# Exercise
Write out every entry precisely as given, leaving the pictures out.

Collected data:
================

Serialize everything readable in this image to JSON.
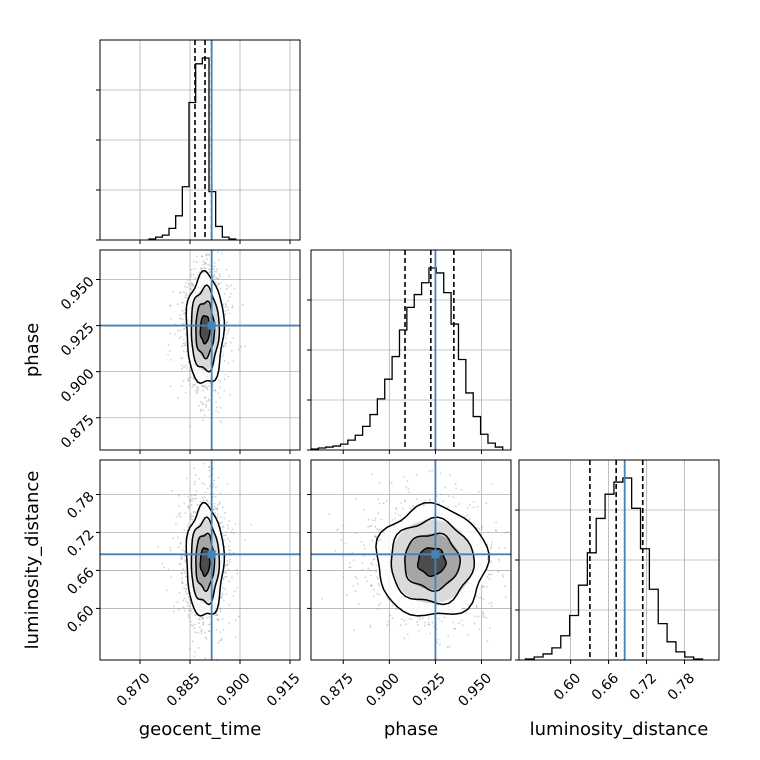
{
  "figure": {
    "colors": {
      "truth": "#4682b4",
      "hist": "#000000",
      "grid": "#b0b0b0",
      "samples": "#9a9a9a"
    },
    "params": [
      "geocent_time",
      "phase",
      "luminosity_distance"
    ]
  },
  "chart_data": {
    "type": "corner",
    "grid": true,
    "parameters": [
      {
        "name": "geocent_time",
        "xlabel": "geocent_time",
        "range": [
          0.858,
          0.918
        ],
        "ticks": [
          0.87,
          0.885,
          0.9,
          0.915
        ],
        "tick_labels": [
          "0.870",
          "0.885",
          "0.900",
          "0.915"
        ],
        "truth": 0.8915,
        "quantiles": [
          0.8865,
          0.8895,
          0.8915
        ],
        "hist": {
          "edges": [
            0.8727,
            0.8747,
            0.8767,
            0.8787,
            0.8807,
            0.8827,
            0.8847,
            0.8867,
            0.8887,
            0.8907,
            0.8927,
            0.8947,
            0.8967,
            0.8987
          ],
          "counts": [
            1,
            3,
            5,
            12,
            25,
            55,
            142,
            182,
            188,
            50,
            14,
            3,
            1
          ]
        }
      },
      {
        "name": "phase",
        "xlabel": "phase",
        "ylabel": "phase",
        "range": [
          0.8575,
          0.966
        ],
        "ticks": [
          0.875,
          0.9,
          0.925,
          0.95
        ],
        "tick_labels": [
          "0.875",
          "0.900",
          "0.925",
          "0.950"
        ],
        "truth": 0.925,
        "quantiles": [
          0.9085,
          0.9225,
          0.935
        ],
        "hist": {
          "edges": [
            0.8575,
            0.8615,
            0.8655,
            0.8695,
            0.8735,
            0.8775,
            0.8815,
            0.8855,
            0.8895,
            0.8935,
            0.8975,
            0.9015,
            0.9055,
            0.9095,
            0.9135,
            0.9175,
            0.9215,
            0.9255,
            0.9295,
            0.9335,
            0.9375,
            0.9415,
            0.9455,
            0.9495,
            0.9535,
            0.9575,
            0.9615
          ],
          "counts": [
            1,
            2,
            3,
            4,
            6,
            10,
            15,
            24,
            36,
            52,
            72,
            95,
            122,
            145,
            158,
            170,
            185,
            180,
            160,
            128,
            92,
            58,
            34,
            16,
            7,
            3
          ]
        }
      },
      {
        "name": "luminosity_distance",
        "xlabel": "luminosity_distance",
        "ylabel": "luminosity_distance",
        "range": [
          0.5185,
          0.8345
        ],
        "ticks": [
          0.6,
          0.66,
          0.72,
          0.78
        ],
        "tick_labels": [
          "0.60",
          "0.66",
          "0.72",
          "0.78"
        ],
        "truth": 0.6855,
        "quantiles": [
          0.6305,
          0.672,
          0.714
        ],
        "hist": {
          "edges": [
            0.5285,
            0.5425,
            0.5565,
            0.5705,
            0.5845,
            0.5985,
            0.6125,
            0.6265,
            0.6405,
            0.6545,
            0.6685,
            0.6825,
            0.6965,
            0.7105,
            0.7245,
            0.7385,
            0.7525,
            0.7665,
            0.7805,
            0.7945,
            0.8085
          ],
          "counts": [
            1,
            3,
            6,
            12,
            24,
            44,
            74,
            106,
            140,
            164,
            176,
            180,
            150,
            110,
            70,
            36,
            18,
            8,
            3,
            1
          ]
        }
      }
    ],
    "pairs": [
      {
        "x": "geocent_time",
        "y": "phase",
        "center": [
          0.8895,
          0.923
        ],
        "spread": [
          0.0028,
          0.015
        ],
        "truth": [
          0.8915,
          0.925
        ],
        "contour_levels_sigma": [
          0.5,
          1.0,
          1.5,
          2.0
        ]
      },
      {
        "x": "geocent_time",
        "y": "luminosity_distance",
        "center": [
          0.8895,
          0.674
        ],
        "spread": [
          0.0028,
          0.044
        ],
        "truth": [
          0.8915,
          0.6855
        ],
        "contour_levels_sigma": [
          0.5,
          1.0,
          1.5,
          2.0
        ]
      },
      {
        "x": "phase",
        "y": "luminosity_distance",
        "center": [
          0.923,
          0.674
        ],
        "spread": [
          0.015,
          0.044
        ],
        "truth": [
          0.925,
          0.6855
        ],
        "contour_levels_sigma": [
          0.5,
          1.0,
          1.5,
          2.0
        ]
      }
    ]
  }
}
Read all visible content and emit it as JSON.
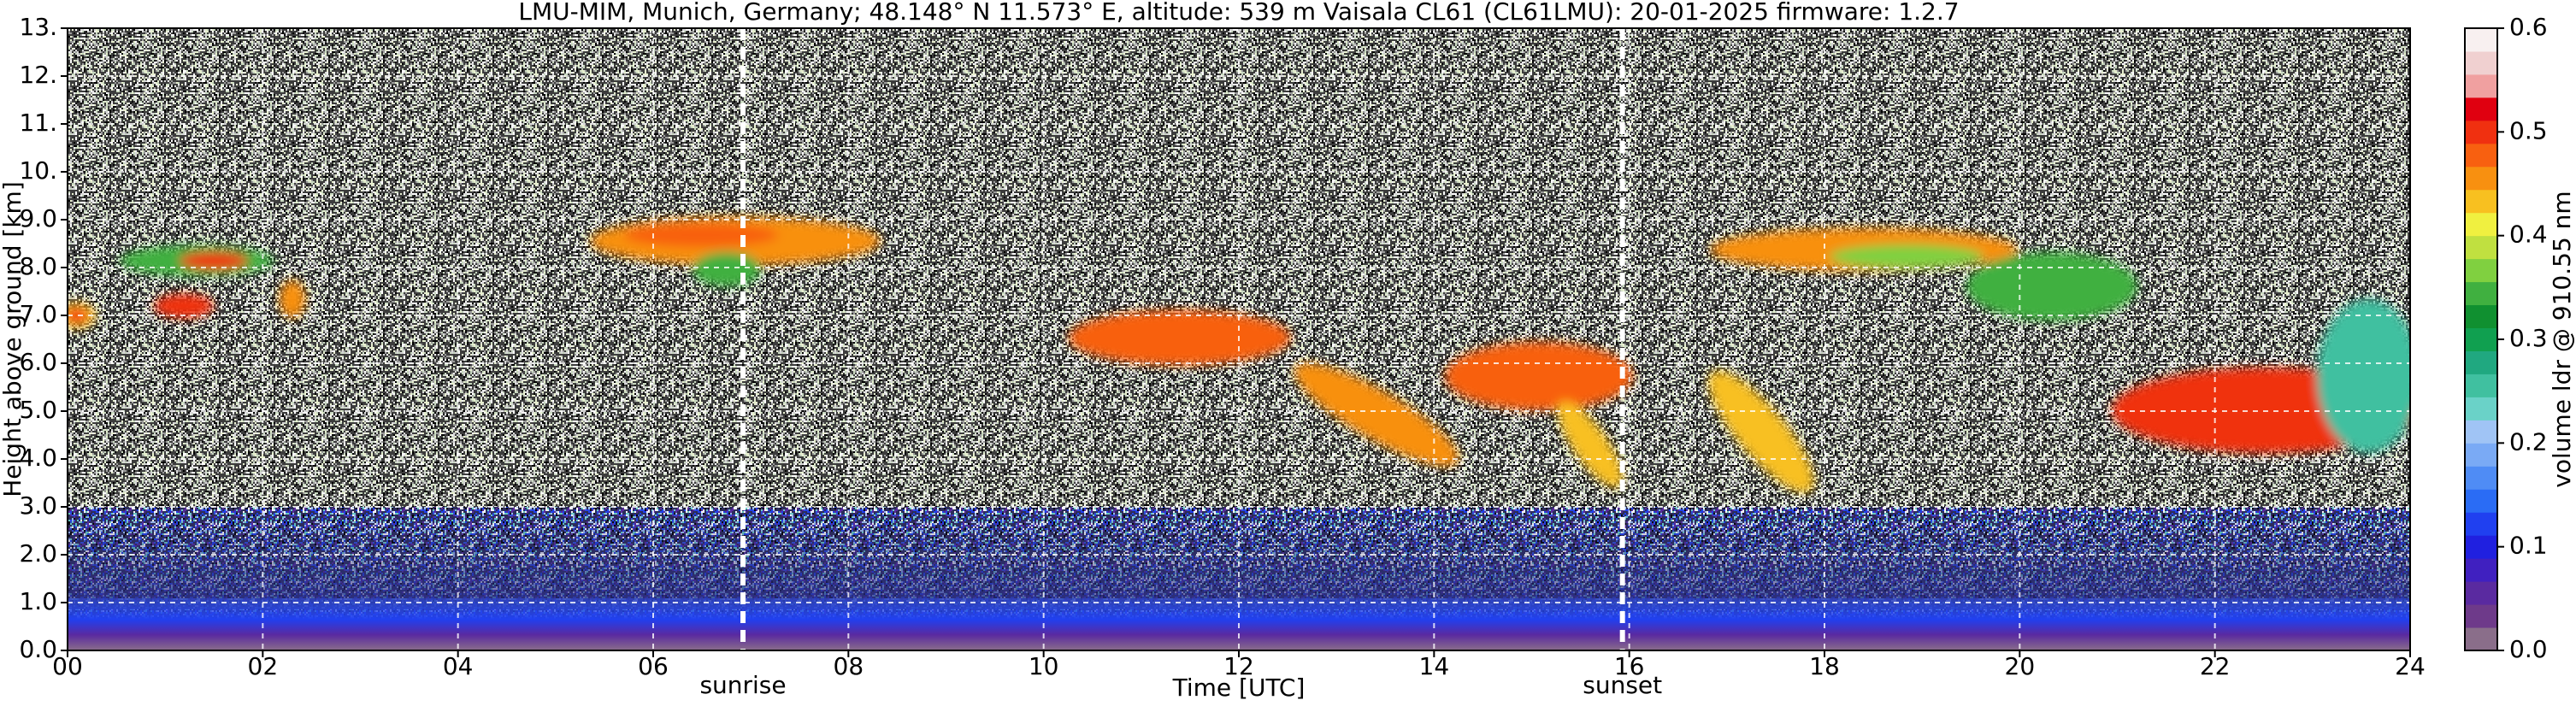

================

# Reply to the task
Serialize everything readable in this image to JSON.
{
  "figure": {
    "colors": {
      "truth": "#4682b4",
      "hist": "#000000",
      "grid": "#b0b0b0",
      "samples": "#9a9a9a"
    },
    "params": [
      "geocent_time",
      "phase",
      "luminosity_distance"
    ]
  },
  "chart_data": {
    "type": "corner",
    "grid": true,
    "parameters": [
      {
        "name": "geocent_time",
        "xlabel": "geocent_time",
        "range": [
          0.858,
          0.918
        ],
        "ticks": [
          0.87,
          0.885,
          0.9,
          0.915
        ],
        "tick_labels": [
          "0.870",
          "0.885",
          "0.900",
          "0.915"
        ],
        "truth": 0.8915,
        "quantiles": [
          0.8865,
          0.8895,
          0.8915
        ],
        "hist": {
          "edges": [
            0.8727,
            0.8747,
            0.8767,
            0.8787,
            0.8807,
            0.8827,
            0.8847,
            0.8867,
            0.8887,
            0.8907,
            0.8927,
            0.8947,
            0.8967,
            0.8987
          ],
          "counts": [
            1,
            3,
            5,
            12,
            25,
            55,
            142,
            182,
            188,
            50,
            14,
            3,
            1
          ]
        }
      },
      {
        "name": "phase",
        "xlabel": "phase",
        "ylabel": "phase",
        "range": [
          0.8575,
          0.966
        ],
        "ticks": [
          0.875,
          0.9,
          0.925,
          0.95
        ],
        "tick_labels": [
          "0.875",
          "0.900",
          "0.925",
          "0.950"
        ],
        "truth": 0.925,
        "quantiles": [
          0.9085,
          0.9225,
          0.935
        ],
        "hist": {
          "edges": [
            0.8575,
            0.8615,
            0.8655,
            0.8695,
            0.8735,
            0.8775,
            0.8815,
            0.8855,
            0.8895,
            0.8935,
            0.8975,
            0.9015,
            0.9055,
            0.9095,
            0.9135,
            0.9175,
            0.9215,
            0.9255,
            0.9295,
            0.9335,
            0.9375,
            0.9415,
            0.9455,
            0.9495,
            0.9535,
            0.9575,
            0.9615
          ],
          "counts": [
            1,
            2,
            3,
            4,
            6,
            10,
            15,
            24,
            36,
            52,
            72,
            95,
            122,
            145,
            158,
            170,
            185,
            180,
            160,
            128,
            92,
            58,
            34,
            16,
            7,
            3
          ]
        }
      },
      {
        "name": "luminosity_distance",
        "xlabel": "luminosity_distance",
        "ylabel": "luminosity_distance",
        "range": [
          0.5185,
          0.8345
        ],
        "ticks": [
          0.6,
          0.66,
          0.72,
          0.78
        ],
        "tick_labels": [
          "0.60",
          "0.66",
          "0.72",
          "0.78"
        ],
        "truth": 0.6855,
        "quantiles": [
          0.6305,
          0.672,
          0.714
        ],
        "hist": {
          "edges": [
            0.5285,
            0.5425,
            0.5565,
            0.5705,
            0.5845,
            0.5985,
            0.6125,
            0.6265,
            0.6405,
            0.6545,
            0.6685,
            0.6825,
            0.6965,
            0.7105,
            0.7245,
            0.7385,
            0.7525,
            0.7665,
            0.7805,
            0.7945,
            0.8085
          ],
          "counts": [
            1,
            3,
            6,
            12,
            24,
            44,
            74,
            106,
            140,
            164,
            176,
            180,
            150,
            110,
            70,
            36,
            18,
            8,
            3,
            1
          ]
        }
      }
    ],
    "pairs": [
      {
        "x": "geocent_time",
        "y": "phase",
        "center": [
          0.8895,
          0.923
        ],
        "spread": [
          0.0028,
          0.015
        ],
        "truth": [
          0.8915,
          0.925
        ],
        "contour_levels_sigma": [
          0.5,
          1.0,
          1.5,
          2.0
        ]
      },
      {
        "x": "geocent_time",
        "y": "luminosity_distance",
        "center": [
          0.8895,
          0.674
        ],
        "spread": [
          0.0028,
          0.044
        ],
        "truth": [
          0.8915,
          0.6855
        ],
        "contour_levels_sigma": [
          0.5,
          1.0,
          1.5,
          2.0
        ]
      },
      {
        "x": "phase",
        "y": "luminosity_distance",
        "center": [
          0.923,
          0.674
        ],
        "spread": [
          0.015,
          0.044
        ],
        "truth": [
          0.925,
          0.6855
        ],
        "contour_levels_sigma": [
          0.5,
          1.0,
          1.5,
          2.0
        ]
      }
    ]
  }
}
Read all visible content and emit it as JSON.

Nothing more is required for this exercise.